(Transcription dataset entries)
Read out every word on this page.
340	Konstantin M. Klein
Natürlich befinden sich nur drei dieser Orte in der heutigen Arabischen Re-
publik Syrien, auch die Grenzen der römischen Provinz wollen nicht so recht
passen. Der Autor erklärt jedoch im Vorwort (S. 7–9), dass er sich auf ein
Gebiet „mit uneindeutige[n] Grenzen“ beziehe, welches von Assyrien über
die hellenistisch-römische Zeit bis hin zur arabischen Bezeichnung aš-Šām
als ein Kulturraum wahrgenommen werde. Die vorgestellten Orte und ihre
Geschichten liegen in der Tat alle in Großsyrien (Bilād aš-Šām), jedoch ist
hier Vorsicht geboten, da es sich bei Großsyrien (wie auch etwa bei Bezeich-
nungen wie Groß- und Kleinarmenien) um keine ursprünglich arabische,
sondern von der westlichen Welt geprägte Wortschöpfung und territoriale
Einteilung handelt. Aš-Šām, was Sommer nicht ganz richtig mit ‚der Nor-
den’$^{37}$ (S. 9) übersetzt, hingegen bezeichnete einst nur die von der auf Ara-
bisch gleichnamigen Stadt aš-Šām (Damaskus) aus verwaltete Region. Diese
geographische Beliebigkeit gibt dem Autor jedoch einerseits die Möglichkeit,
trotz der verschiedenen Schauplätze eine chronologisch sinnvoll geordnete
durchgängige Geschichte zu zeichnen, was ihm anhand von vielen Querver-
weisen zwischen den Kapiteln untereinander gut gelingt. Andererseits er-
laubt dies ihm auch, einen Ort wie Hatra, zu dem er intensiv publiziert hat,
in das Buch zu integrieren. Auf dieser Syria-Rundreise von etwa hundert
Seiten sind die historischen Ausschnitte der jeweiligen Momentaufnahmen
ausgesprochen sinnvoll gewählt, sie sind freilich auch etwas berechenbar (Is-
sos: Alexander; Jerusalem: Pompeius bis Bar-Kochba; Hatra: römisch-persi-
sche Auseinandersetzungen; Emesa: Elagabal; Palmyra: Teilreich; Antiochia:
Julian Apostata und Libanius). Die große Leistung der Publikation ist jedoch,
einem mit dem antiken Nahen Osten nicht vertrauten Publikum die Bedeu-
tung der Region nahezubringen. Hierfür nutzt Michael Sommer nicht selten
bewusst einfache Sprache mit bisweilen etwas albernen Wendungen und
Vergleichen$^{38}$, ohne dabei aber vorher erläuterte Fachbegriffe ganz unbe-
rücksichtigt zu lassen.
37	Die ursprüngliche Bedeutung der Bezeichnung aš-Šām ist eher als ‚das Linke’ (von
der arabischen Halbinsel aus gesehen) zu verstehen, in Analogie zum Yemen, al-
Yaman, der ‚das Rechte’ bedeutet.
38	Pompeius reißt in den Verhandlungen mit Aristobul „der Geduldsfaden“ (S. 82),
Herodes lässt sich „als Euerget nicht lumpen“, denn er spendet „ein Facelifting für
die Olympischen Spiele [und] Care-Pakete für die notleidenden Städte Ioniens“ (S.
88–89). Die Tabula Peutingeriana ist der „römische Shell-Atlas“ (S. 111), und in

Exercise details> Each line above that has the word "sinnvoll" must be copied.

Exercise answer>
trotz der verschiedenen Schauplätze eine chronologisch sinnvoll geordnete
ausgesprochen sinnvoll gewählt, sie sind freilich auch etwas berechenbar (Is-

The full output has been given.